--- start of Given records ---
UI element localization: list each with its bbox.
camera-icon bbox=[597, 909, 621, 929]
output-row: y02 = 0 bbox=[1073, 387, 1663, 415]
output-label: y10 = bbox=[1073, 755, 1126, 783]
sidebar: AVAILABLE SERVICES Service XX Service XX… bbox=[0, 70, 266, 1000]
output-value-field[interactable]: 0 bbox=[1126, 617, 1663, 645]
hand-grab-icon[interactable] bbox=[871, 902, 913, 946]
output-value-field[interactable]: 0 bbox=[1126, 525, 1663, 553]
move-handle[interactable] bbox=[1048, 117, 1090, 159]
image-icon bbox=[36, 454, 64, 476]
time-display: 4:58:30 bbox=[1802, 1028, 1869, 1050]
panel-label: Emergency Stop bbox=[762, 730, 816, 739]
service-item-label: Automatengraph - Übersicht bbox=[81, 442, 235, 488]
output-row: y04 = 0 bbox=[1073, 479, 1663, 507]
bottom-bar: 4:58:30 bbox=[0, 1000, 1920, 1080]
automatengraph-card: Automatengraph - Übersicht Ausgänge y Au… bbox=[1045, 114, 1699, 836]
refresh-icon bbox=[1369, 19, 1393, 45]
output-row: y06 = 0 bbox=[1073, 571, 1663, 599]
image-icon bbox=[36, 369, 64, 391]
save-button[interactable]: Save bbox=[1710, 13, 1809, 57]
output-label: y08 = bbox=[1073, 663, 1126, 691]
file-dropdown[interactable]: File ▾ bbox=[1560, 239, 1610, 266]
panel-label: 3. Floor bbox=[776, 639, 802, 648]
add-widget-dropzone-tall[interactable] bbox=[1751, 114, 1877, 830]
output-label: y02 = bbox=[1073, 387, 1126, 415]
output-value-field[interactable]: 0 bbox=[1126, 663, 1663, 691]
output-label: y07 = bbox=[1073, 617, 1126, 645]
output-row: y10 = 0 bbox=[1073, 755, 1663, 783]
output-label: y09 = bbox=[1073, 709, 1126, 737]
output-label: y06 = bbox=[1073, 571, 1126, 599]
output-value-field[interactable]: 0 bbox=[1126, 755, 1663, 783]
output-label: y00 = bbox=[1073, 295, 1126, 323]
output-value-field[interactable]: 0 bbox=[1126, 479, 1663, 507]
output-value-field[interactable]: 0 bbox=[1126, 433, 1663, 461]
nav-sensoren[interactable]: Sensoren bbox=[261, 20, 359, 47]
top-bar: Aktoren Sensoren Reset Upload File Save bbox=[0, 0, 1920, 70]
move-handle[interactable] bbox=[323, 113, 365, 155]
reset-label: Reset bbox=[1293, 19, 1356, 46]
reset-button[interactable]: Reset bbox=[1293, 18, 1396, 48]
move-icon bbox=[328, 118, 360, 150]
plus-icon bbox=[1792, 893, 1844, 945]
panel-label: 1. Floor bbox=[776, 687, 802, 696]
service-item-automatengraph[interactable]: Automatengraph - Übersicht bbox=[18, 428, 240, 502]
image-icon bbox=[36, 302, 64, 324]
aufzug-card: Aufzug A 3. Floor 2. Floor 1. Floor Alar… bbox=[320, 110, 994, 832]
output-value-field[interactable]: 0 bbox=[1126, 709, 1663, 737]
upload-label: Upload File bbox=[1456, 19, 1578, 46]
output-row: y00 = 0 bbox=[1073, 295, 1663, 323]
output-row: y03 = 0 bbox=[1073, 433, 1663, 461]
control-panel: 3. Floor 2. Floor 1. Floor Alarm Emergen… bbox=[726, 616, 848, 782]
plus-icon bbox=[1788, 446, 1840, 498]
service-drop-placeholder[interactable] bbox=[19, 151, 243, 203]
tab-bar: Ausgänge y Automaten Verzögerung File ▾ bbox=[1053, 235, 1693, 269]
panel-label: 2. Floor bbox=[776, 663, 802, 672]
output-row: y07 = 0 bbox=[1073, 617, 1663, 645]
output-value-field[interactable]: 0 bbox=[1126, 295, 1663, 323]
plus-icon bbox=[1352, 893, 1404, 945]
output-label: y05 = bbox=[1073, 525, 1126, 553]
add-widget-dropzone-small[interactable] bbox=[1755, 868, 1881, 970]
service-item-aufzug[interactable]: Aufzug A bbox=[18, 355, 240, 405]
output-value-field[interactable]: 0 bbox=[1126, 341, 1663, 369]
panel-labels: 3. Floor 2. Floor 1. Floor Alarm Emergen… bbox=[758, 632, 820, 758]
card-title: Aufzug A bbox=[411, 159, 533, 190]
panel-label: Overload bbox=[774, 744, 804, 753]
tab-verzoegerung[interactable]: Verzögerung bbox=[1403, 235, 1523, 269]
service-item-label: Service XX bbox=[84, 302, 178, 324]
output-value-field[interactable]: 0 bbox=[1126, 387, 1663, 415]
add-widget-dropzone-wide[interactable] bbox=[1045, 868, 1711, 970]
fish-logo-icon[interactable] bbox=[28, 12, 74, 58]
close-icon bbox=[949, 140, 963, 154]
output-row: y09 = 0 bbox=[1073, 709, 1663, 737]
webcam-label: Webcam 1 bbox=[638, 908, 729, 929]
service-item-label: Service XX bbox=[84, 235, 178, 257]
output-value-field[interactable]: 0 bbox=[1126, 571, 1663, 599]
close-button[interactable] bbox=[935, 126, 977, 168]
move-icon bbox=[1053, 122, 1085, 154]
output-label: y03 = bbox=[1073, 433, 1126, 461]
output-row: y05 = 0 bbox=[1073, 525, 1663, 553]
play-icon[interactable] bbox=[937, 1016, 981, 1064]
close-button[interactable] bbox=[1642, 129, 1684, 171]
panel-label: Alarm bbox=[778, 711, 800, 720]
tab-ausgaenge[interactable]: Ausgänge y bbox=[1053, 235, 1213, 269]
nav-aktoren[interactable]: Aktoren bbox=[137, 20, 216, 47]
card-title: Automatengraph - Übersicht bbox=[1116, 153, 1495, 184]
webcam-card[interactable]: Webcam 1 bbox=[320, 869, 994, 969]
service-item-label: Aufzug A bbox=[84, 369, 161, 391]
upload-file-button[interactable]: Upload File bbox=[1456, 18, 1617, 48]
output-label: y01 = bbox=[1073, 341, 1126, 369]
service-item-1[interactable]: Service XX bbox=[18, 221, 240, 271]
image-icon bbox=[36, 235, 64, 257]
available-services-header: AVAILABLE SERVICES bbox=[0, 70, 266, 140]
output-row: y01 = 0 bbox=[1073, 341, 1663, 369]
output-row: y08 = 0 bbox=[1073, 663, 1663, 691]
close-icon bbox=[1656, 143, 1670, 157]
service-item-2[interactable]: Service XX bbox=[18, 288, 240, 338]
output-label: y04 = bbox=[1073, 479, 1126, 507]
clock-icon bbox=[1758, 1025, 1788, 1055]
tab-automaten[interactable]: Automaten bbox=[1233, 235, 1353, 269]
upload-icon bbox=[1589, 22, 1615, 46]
--- end of Given records ---
--- start of Given records ---
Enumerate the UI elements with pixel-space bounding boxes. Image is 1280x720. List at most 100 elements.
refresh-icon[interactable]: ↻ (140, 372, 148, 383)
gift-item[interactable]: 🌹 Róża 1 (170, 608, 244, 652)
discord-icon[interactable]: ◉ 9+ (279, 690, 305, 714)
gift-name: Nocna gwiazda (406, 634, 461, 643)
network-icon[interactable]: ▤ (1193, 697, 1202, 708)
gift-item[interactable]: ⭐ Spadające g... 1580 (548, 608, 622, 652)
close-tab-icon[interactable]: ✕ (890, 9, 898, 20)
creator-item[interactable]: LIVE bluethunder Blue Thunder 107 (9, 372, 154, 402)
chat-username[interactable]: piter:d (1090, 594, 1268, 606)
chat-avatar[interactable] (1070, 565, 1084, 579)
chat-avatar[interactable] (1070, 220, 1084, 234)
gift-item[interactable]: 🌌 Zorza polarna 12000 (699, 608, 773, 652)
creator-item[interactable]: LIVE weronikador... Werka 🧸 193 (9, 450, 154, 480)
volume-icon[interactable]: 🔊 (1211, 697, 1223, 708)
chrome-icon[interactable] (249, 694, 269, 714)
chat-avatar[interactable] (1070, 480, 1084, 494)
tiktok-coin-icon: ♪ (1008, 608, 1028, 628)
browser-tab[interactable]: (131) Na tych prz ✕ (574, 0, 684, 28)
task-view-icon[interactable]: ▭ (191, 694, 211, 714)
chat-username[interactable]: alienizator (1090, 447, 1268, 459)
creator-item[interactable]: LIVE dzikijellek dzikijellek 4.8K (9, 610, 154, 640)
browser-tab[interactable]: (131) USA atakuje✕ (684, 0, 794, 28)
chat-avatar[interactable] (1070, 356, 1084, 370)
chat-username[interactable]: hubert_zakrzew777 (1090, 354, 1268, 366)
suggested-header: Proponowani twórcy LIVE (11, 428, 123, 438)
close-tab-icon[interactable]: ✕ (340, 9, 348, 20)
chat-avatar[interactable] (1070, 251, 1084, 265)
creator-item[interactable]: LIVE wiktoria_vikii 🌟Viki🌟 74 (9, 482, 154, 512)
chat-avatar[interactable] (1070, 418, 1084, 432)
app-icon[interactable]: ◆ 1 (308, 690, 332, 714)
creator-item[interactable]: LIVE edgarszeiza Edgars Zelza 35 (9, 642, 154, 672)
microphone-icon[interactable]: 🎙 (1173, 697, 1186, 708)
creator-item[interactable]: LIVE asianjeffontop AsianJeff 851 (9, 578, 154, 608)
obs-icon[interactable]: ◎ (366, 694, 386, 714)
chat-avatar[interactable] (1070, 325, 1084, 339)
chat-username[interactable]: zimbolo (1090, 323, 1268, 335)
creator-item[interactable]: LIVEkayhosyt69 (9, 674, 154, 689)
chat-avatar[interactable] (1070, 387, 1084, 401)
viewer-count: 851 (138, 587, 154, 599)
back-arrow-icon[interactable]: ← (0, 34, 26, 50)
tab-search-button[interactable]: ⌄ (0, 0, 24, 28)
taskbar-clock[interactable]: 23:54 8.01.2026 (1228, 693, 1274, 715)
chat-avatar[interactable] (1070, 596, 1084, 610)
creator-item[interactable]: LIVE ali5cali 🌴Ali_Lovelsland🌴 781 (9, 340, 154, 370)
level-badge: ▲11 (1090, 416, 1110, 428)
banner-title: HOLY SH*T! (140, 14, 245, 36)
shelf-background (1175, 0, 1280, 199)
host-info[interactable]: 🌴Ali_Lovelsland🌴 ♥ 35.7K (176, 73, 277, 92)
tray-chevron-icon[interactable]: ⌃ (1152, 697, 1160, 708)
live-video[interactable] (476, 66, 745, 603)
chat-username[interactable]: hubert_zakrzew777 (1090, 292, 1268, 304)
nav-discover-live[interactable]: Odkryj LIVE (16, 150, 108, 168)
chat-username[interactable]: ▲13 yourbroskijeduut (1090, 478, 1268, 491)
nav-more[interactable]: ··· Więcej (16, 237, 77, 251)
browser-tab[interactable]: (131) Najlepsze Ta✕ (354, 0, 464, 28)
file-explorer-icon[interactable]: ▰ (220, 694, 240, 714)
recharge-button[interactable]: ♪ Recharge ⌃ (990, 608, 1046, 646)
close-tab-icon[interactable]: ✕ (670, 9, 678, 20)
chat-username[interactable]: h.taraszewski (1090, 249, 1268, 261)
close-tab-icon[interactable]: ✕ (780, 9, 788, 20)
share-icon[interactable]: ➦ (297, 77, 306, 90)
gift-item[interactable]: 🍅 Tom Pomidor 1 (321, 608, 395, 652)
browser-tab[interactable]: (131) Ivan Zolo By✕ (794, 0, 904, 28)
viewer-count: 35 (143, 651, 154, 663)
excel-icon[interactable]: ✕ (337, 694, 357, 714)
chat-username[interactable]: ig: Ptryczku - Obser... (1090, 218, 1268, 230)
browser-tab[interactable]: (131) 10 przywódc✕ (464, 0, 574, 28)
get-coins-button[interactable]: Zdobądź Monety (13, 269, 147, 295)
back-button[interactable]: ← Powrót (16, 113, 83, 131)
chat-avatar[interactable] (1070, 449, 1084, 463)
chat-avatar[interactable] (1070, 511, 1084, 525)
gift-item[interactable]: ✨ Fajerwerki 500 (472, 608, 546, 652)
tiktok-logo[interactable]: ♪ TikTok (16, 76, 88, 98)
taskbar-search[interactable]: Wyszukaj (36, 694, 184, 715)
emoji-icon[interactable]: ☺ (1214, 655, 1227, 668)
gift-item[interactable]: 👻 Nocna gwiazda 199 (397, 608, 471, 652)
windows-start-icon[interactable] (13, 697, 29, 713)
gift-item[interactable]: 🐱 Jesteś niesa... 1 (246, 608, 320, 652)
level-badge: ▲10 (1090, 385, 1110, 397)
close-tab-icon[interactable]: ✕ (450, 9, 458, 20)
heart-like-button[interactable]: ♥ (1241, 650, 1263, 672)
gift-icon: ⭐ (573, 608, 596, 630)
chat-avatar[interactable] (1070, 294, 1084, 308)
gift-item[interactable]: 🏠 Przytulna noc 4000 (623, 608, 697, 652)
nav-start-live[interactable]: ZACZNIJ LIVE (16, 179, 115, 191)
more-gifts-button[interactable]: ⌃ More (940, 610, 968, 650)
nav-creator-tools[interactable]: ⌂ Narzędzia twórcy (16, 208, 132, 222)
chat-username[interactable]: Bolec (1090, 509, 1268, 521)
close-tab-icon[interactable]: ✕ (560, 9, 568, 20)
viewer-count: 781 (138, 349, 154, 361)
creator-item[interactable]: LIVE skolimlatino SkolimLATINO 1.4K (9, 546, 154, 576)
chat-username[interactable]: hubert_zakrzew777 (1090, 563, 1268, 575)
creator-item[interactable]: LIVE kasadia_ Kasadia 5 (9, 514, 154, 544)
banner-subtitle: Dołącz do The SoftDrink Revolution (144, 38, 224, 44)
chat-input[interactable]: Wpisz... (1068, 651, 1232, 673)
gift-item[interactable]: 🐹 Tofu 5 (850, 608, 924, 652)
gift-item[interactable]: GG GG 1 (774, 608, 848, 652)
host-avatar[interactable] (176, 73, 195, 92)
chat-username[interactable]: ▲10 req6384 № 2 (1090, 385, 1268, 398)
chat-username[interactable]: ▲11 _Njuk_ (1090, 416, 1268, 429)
--- end of Given records ---
What is expected | Copy the records above word for word, starting at the line containing "Enumerate the UI" and ending at the line containing "browser-tab[interactable]: (131) Na tych".

Solution to the exercise |
Enumerate the UI elements with pixel-space bounding boxes. Image is 1280x720. List at most 100 elements.
refresh-icon[interactable]: ↻ (140, 372, 148, 383)
gift-item[interactable]: 🌹 Róża 1 (170, 608, 244, 652)
discord-icon[interactable]: ◉ 9+ (279, 690, 305, 714)
gift-name: Nocna gwiazda (406, 634, 461, 643)
network-icon[interactable]: ▤ (1193, 697, 1202, 708)
gift-item[interactable]: ⭐ Spadające g... 1580 (548, 608, 622, 652)
close-tab-icon[interactable]: ✕ (890, 9, 898, 20)
creator-item[interactable]: LIVE bluethunder Blue Thunder 107 (9, 372, 154, 402)
chat-username[interactable]: piter:d (1090, 594, 1268, 606)
chat-avatar[interactable] (1070, 565, 1084, 579)
chat-avatar[interactable] (1070, 220, 1084, 234)
gift-item[interactable]: 🌌 Zorza polarna 12000 (699, 608, 773, 652)
creator-item[interactable]: LIVE weronikador... Werka 🧸 193 (9, 450, 154, 480)
volume-icon[interactable]: 🔊 (1211, 697, 1223, 708)
chrome-icon[interactable] (249, 694, 269, 714)
chat-avatar[interactable] (1070, 480, 1084, 494)
tiktok-coin-icon: ♪ (1008, 608, 1028, 628)
browser-tab[interactable]: (131) Na tych prz ✕ (574, 0, 684, 28)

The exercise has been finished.